## Supplied entries
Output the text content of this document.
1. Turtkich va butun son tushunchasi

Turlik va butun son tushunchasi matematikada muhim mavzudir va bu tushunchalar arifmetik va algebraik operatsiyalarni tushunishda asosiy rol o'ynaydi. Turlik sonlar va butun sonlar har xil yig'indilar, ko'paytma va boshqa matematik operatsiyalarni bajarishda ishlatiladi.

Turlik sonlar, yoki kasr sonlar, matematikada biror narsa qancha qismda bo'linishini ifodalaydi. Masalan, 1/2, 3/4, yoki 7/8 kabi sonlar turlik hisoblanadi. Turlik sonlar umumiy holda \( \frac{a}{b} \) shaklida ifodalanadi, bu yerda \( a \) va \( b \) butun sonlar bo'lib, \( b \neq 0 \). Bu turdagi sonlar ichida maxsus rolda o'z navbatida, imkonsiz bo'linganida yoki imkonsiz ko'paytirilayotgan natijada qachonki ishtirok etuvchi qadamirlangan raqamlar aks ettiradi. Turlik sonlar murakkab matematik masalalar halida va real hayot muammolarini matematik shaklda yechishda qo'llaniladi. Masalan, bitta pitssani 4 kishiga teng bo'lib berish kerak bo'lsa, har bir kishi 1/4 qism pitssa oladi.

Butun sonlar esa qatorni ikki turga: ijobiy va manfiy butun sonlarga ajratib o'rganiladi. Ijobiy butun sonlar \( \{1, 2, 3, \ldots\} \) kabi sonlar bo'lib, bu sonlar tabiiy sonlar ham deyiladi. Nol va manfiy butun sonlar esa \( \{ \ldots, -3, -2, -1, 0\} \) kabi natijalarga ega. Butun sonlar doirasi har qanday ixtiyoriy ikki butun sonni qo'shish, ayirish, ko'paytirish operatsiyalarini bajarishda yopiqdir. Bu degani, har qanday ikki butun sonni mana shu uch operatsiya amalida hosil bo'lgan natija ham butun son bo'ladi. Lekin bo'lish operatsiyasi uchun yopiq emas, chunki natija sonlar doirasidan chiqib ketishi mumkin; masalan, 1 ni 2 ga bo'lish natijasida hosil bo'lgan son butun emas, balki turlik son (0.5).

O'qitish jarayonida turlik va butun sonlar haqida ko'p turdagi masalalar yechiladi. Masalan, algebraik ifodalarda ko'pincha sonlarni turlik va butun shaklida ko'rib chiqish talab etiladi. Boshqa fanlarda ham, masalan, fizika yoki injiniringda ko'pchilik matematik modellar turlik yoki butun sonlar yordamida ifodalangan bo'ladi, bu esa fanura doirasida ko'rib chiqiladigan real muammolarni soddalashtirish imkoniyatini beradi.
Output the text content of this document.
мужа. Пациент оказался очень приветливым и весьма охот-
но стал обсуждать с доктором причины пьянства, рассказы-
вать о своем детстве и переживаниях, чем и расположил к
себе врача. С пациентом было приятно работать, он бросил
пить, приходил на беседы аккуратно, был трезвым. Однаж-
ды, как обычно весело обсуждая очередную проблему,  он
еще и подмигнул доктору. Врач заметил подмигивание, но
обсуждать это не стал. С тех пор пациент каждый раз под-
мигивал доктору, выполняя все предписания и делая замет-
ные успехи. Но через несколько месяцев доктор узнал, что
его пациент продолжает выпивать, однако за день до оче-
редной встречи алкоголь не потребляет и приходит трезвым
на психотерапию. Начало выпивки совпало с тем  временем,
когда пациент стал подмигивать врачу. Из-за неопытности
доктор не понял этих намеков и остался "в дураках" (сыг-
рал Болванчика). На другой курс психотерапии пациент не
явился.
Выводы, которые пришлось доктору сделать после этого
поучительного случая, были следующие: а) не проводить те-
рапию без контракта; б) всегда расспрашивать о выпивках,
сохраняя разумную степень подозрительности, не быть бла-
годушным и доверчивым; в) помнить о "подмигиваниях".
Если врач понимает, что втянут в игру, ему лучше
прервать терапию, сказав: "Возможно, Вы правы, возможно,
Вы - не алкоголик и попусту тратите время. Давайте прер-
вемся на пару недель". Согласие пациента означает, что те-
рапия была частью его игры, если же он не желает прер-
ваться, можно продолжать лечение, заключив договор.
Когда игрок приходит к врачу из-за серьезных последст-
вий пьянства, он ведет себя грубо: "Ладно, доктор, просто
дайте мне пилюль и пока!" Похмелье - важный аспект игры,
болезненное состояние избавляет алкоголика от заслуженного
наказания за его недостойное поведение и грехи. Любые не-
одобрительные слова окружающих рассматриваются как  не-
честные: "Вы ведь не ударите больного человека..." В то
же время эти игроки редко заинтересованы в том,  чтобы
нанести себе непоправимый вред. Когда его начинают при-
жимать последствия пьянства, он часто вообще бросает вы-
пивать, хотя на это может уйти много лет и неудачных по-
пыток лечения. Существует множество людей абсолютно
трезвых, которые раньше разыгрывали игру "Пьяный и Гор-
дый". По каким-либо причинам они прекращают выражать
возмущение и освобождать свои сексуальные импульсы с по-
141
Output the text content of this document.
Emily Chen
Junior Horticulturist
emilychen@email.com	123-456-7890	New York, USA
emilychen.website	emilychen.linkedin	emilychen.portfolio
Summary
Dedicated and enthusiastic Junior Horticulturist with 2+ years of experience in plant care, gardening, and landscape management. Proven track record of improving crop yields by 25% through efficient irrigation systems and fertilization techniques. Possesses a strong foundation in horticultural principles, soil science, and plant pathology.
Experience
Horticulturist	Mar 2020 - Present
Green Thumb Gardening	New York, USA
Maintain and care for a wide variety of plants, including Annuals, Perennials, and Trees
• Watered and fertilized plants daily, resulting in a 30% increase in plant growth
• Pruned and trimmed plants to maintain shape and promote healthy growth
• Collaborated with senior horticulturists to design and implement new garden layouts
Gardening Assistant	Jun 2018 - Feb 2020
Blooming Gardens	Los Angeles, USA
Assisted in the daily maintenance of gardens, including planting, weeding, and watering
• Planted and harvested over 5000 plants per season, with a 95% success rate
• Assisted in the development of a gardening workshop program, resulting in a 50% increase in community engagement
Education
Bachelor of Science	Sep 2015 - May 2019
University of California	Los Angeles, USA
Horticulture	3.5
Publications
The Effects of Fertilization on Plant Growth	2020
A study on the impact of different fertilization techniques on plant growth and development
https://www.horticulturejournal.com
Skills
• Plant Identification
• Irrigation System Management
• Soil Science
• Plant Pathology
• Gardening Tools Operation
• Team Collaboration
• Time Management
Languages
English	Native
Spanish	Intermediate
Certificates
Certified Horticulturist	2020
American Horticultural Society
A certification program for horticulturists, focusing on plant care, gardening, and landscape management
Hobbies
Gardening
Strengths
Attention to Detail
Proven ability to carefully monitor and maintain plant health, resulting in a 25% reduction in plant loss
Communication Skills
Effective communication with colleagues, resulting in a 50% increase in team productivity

## Set task
Tally the lines of the records holding the word "игру", then state only the tally.

## Result below
2